Exercise requirements ->
Print all of the data exactly, with no line missing.

----

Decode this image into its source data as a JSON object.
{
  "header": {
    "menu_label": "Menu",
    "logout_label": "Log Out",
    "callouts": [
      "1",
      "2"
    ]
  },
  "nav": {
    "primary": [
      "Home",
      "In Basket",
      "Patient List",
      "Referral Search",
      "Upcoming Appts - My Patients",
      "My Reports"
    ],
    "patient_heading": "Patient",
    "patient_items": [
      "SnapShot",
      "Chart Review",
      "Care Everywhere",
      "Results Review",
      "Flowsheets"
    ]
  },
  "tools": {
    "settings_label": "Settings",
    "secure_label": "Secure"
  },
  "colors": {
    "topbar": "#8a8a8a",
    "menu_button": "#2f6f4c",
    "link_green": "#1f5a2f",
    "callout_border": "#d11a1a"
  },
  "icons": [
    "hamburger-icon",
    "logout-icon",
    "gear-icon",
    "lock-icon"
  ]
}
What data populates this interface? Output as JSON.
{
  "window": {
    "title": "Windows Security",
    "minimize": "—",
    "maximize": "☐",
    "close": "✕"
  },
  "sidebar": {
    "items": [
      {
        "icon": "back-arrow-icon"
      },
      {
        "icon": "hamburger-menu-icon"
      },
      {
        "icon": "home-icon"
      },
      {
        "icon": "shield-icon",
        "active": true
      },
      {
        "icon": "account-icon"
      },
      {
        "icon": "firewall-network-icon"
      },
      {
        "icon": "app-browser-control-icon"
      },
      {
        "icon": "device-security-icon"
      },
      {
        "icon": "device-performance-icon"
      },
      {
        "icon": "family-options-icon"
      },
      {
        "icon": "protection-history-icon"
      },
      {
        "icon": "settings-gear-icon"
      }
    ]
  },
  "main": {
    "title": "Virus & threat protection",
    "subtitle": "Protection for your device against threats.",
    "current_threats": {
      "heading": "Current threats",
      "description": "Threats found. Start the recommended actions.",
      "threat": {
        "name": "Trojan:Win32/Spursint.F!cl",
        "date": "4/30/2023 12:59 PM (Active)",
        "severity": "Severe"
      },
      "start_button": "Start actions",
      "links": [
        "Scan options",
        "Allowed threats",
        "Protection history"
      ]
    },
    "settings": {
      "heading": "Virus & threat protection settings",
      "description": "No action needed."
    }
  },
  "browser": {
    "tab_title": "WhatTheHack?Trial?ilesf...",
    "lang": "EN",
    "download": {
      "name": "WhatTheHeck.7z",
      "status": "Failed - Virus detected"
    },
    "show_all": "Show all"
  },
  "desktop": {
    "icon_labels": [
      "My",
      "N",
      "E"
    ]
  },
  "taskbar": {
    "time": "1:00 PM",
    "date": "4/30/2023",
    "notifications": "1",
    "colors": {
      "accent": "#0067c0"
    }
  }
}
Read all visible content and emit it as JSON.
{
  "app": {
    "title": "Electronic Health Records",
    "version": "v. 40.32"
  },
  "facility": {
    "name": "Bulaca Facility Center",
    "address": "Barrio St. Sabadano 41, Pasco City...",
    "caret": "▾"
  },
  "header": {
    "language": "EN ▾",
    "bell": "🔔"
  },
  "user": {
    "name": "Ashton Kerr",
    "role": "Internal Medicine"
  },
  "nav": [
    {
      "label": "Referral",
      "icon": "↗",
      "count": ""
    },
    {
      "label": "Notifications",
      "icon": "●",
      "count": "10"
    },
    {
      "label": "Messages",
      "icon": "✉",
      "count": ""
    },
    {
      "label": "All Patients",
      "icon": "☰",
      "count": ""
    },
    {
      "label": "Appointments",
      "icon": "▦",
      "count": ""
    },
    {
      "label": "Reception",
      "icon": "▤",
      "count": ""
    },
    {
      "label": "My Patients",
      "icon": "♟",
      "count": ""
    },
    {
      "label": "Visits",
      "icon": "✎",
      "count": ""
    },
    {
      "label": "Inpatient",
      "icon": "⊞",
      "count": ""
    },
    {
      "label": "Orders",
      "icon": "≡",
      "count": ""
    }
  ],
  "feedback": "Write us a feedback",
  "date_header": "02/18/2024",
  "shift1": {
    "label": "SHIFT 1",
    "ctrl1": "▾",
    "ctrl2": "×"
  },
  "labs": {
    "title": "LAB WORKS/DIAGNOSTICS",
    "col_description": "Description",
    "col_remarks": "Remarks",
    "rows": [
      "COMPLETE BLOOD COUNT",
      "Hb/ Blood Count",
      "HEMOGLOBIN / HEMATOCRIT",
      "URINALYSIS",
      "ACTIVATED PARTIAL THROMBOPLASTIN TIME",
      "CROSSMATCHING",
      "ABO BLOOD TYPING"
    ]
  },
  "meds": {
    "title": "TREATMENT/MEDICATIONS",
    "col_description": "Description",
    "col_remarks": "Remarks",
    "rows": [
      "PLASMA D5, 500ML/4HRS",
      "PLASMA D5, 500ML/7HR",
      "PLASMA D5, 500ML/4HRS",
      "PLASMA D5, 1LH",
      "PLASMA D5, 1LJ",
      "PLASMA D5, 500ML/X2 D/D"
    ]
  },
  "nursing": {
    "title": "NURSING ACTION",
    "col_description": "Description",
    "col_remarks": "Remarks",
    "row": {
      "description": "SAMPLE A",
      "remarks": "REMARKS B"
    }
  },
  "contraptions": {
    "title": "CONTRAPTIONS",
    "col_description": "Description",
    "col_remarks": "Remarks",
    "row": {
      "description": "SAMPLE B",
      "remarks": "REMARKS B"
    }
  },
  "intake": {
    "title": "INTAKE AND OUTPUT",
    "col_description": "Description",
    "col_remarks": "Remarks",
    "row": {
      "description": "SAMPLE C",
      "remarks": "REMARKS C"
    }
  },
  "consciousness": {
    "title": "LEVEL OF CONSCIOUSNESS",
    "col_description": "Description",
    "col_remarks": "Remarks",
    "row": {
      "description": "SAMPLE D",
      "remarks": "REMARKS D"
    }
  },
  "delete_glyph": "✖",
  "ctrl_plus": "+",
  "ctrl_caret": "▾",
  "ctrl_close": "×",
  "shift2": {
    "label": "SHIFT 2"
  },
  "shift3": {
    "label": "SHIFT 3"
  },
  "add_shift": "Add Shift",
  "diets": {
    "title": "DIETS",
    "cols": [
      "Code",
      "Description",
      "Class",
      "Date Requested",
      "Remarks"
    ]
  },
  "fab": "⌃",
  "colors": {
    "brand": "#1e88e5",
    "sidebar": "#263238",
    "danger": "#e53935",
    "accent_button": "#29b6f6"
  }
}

----

Reply to the exercise ->
Decode this image into its source data as a JSON object.
{
  "header": {
    "menu_label": "Menu",
    "logout_label": "Log Out",
    "callouts": [
      "1",
      "2"
    ]
  },
  "nav": {
    "primary": [
      "Home",
      "In Basket",
      "Patient List",
      "Referral Search",
      "Upcoming Appts - My Patients",
      "My Reports"
    ],
    "patient_heading": "Patient",
    "patient_items": [
      "SnapShot",
      "Chart Review",
      "Care Everywhere",
      "Results Review",
      "Flowsheets"
    ]
  },
  "tools": {
    "settings_label": "Settings",
    "secure_label": "Secure"
  },
  "colors": {
    "topbar": "#8a8a8a",
    "menu_button": "#2f6f4c",
    "link_green": "#1f5a2f",
    "callout_border": "#d11a1a"
  },
  "icons": [
    "hamburger-icon",
    "logout-icon",
    "gear-icon",
    "lock-icon"
  ]
}
What data populates this interface? Output as JSON.
{
  "window": {
    "title": "Windows Security",
    "minimize": "—",
    "maximize": "☐",
    "close": "✕"
  },
  "sidebar": {
    "items": [
      {
        "icon": "back-arrow-icon"
      },
      {
        "icon": "hamburger-menu-icon"
      },
      {
        "icon": "home-icon"
      },
      {
        "icon": "shield-icon",
        "active": true
      },
      {
        "icon": "account-icon"
      },
      {
        "icon": "firewall-network-icon"
      },
      {
        "icon": "app-browser-control-icon"
      },
      {
        "icon": "device-security-icon"
      },
      {
        "icon": "device-performance-icon"
      },
      {
        "icon": "family-options-icon"
      },
      {
        "icon": "protection-history-icon"
      },
      {
        "icon": "settings-gear-icon"
      }
    ]
  },
  "main": {
    "title": "Virus & threat protection",
    "subtitle": "Protection for your device against threats.",
    "current_threats": {
      "heading": "Current threats",
      "description": "Threats found. Start the recommended actions.",
      "threat": {
        "name": "Trojan:Win32/Spursint.F!cl",
        "date": "4/30/2023 12:59 PM (Active)",
        "severity": "Severe"
      },
      "start_button": "Start actions",
      "links": [
        "Scan options",
        "Allowed threats",
        "Protection history"
      ]
    },
    "settings": {
      "heading": "Virus & threat protection settings",
      "description": "No action needed."
    }
  },
  "browser": {
    "tab_title": "WhatTheHack?Trial?ilesf...",
    "lang": "EN",
    "download": {
      "name": "WhatTheHeck.7z",
      "status": "Failed - Virus detected"
    },
    "show_all": "Show all"
  },
  "desktop": {
    "icon_labels": [
      "My",
      "N",
      "E"
    ]
  },
  "taskbar": {
    "time": "1:00 PM",
    "date": "4/30/2023",
    "notifications": "1",
    "colors": {
      "accent": "#0067c0"
    }
  }
}
Read all visible content and emit it as JSON.
{
  "app": {
    "title": "Electronic Health Records",
    "version": "v. 40.32"
  },
  "facility": {
    "name": "Bulaca Facility Center",
    "address": "Barrio St. Sabadano 41, Pasco City...",
    "caret": "▾"
  },
  "header": {
    "language": "EN ▾",
    "bell": "🔔"
  },
  "user": {
    "name": "Ashton Kerr",
    "role": "Internal Medicine"
  },
  "nav": [
    {
      "label": "Referral",
      "icon": "↗",
      "count": ""
    },
    {
      "label": "Notifications",
      "icon": "●",
      "count": "10"
    },
    {
      "label": "Messages",
      "icon": "✉",
      "count": ""
    },
    {
      "label": "All Patients",
      "icon": "☰",
      "count": ""
    },
    {
      "label": "Appointments",
      "icon": "▦",
      "count": ""
    },
    {
      "label": "Reception",
      "icon": "▤",
      "count": ""
    },
    {
      "label": "My Patients",
      "icon": "♟",
      "count": ""
    },
    {
      "label": "Visits",
      "icon": "✎",
      "count": ""
    },
    {
      "label": "Inpatient",
      "icon": "⊞",
      "count": ""
    },
    {
      "label": "Orders",
      "icon": "≡",
      "count": ""
    }
  ],
  "feedback": "Write us a feedback",
  "date_header": "02/18/2024",
  "shift1": {
    "label": "SHIFT 1",
    "ctrl1": "▾",
    "ctrl2": "×"
  },
  "labs": {
    "title": "LAB WORKS/DIAGNOSTICS",
    "col_description": "Description",
    "col_remarks": "Remarks",
    "rows": [
      "COMPLETE BLOOD COUNT",
      "Hb/ Blood Count",
      "HEMOGLOBIN / HEMATOCRIT",
      "URINALYSIS",
      "ACTIVATED PARTIAL THROMBOPLASTIN TIME",
      "CROSSMATCHING",
      "ABO BLOOD TYPING"
    ]
  },
  "meds": {
    "title": "TREATMENT/MEDICATIONS",
    "col_description": "Description",
    "col_remarks": "Remarks",
    "rows": [
      "PLASMA D5, 500ML/4HRS",
      "PLASMA D5, 500ML/7HR",
      "PLASMA D5, 500ML/4HRS",
      "PLASMA D5, 1LH",
      "PLASMA D5, 1LJ",
      "PLASMA D5, 500ML/X2 D/D"
    ]
  },
  "nursing": {
    "title": "NURSING ACTION",
    "col_description": "Description",
    "col_remarks": "Remarks",
    "row": {
      "description": "SAMPLE A",
      "remarks": "REMARKS B"
    }
  },
  "contraptions": {
    "title": "CONTRAPTIONS",
    "col_description": "Description",
    "col_remarks": "Remarks",
    "row": {
      "description": "SAMPLE B",
      "remarks": "REMARKS B"
    }
  },
  "intake": {
    "title": "INTAKE AND OUTPUT",
    "col_description": "Description",
    "col_remarks": "Remarks",
    "row": {
      "description": "SAMPLE C",
      "remarks": "REMARKS C"
    }
  },
  "consciousness": {
    "title": "LEVEL OF CONSCIOUSNESS",
    "col_description": "Description",
    "col_remarks": "Remarks",
    "row": {
      "description": "SAMPLE D",
      "remarks": "REMARKS D"
    }
  },
  "delete_glyph": "✖",
  "ctrl_plus": "+",
  "ctrl_caret": "▾",
  "ctrl_close": "×",
  "shift2": {
    "label": "SHIFT 2"
  },
  "shift3": {
    "label": "SHIFT 3"
  },
  "add_shift": "Add Shift",
  "diets": {
    "title": "DIETS",
    "cols": [
      "Code",
      "Description",
      "Class",
      "Date Requested",
      "Remarks"
    ]
  },
  "fab": "⌃",
  "colors": {
    "brand": "#1e88e5",
    "sidebar": "#263238",
    "danger": "#e53935",
    "accent_button": "#29b6f6"
  }
}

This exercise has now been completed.